== WRITTEN TASK ==
Answer with one number: the count of lines in this material that hold the word "Growth".

>> BEGIN ENTRIES SUPPLIED

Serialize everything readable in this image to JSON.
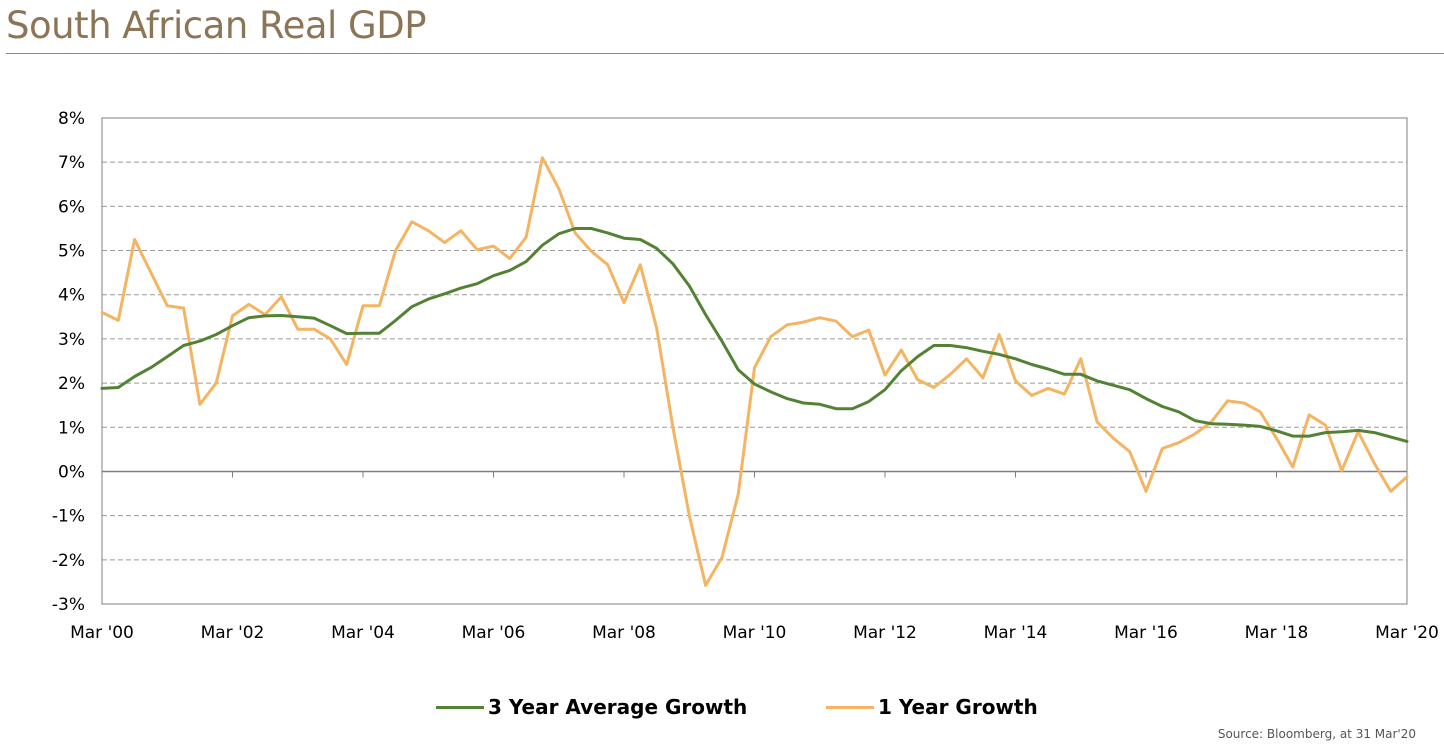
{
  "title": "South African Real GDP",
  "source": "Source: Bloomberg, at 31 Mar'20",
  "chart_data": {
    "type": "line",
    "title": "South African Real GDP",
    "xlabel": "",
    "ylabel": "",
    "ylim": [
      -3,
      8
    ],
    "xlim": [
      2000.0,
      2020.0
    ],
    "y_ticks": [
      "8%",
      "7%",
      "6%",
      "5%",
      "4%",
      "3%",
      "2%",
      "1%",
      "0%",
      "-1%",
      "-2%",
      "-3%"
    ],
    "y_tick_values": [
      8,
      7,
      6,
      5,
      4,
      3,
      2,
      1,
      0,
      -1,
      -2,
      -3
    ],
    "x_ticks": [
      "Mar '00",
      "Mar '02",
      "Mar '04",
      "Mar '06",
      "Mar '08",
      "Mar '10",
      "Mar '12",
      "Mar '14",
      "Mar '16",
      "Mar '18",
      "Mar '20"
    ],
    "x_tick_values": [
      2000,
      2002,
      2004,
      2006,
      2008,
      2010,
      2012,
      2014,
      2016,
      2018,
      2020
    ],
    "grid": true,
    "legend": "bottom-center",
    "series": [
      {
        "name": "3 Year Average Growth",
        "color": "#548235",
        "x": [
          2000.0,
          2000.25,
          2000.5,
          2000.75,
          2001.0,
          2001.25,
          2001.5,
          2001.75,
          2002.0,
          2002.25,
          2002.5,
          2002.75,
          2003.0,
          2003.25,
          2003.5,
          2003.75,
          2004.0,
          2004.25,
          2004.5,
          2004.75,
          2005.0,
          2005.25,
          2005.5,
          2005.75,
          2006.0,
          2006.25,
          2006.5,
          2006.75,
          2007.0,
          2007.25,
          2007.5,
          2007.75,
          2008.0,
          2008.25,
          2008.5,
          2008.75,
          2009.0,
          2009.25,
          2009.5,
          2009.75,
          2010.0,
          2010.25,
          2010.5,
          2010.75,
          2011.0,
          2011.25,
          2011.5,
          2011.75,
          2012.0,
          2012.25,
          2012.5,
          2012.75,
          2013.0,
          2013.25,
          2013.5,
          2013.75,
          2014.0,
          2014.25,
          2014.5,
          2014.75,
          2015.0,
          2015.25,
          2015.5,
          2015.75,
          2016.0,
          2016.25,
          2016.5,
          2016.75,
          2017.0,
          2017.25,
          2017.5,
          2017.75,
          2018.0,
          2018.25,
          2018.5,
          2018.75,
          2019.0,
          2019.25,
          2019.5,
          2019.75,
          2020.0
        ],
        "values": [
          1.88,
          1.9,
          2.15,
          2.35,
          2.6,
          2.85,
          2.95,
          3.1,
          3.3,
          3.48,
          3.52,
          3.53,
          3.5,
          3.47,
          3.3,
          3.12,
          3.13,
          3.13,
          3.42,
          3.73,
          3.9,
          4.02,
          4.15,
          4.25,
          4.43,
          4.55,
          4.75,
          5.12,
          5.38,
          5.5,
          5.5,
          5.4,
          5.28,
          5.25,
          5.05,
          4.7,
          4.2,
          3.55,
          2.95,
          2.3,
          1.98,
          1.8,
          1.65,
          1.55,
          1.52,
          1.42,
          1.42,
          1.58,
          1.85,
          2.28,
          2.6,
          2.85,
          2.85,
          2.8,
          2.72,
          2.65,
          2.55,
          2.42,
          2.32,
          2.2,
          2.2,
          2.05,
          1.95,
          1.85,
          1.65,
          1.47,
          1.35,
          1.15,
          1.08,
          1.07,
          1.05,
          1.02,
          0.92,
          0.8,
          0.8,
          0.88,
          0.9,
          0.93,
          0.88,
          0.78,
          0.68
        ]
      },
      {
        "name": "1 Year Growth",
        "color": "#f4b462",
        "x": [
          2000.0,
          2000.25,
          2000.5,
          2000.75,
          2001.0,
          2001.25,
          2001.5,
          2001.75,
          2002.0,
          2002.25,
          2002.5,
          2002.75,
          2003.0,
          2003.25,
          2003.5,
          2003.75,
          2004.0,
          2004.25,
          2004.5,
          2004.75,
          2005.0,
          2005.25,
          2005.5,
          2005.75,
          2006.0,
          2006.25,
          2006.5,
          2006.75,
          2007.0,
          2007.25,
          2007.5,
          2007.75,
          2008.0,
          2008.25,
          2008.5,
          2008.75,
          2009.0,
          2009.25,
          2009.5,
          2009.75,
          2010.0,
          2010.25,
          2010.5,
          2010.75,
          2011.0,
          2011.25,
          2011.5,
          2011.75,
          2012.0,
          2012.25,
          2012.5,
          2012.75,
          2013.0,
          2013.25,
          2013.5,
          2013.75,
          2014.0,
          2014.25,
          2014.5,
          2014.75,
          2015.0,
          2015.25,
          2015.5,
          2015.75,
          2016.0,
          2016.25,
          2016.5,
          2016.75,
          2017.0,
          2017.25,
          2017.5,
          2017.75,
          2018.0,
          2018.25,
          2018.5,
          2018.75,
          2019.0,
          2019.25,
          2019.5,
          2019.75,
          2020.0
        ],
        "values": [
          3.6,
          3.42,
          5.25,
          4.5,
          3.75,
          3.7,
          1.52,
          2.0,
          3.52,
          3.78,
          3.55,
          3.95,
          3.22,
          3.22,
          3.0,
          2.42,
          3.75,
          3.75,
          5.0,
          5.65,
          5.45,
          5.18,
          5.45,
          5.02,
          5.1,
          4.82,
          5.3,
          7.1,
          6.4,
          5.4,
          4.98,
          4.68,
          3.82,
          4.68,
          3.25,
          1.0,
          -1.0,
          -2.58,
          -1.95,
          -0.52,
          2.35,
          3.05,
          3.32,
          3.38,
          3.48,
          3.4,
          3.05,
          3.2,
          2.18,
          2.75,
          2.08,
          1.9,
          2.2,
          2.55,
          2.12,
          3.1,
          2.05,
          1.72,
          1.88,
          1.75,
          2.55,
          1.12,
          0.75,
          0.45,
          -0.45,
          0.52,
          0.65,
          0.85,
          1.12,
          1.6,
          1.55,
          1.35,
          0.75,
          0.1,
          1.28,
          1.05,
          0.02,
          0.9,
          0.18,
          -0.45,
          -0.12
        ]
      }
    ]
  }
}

>> END ENTRIES SUPPLIED

== SOLUTION TO THIS EXERCISE ==
2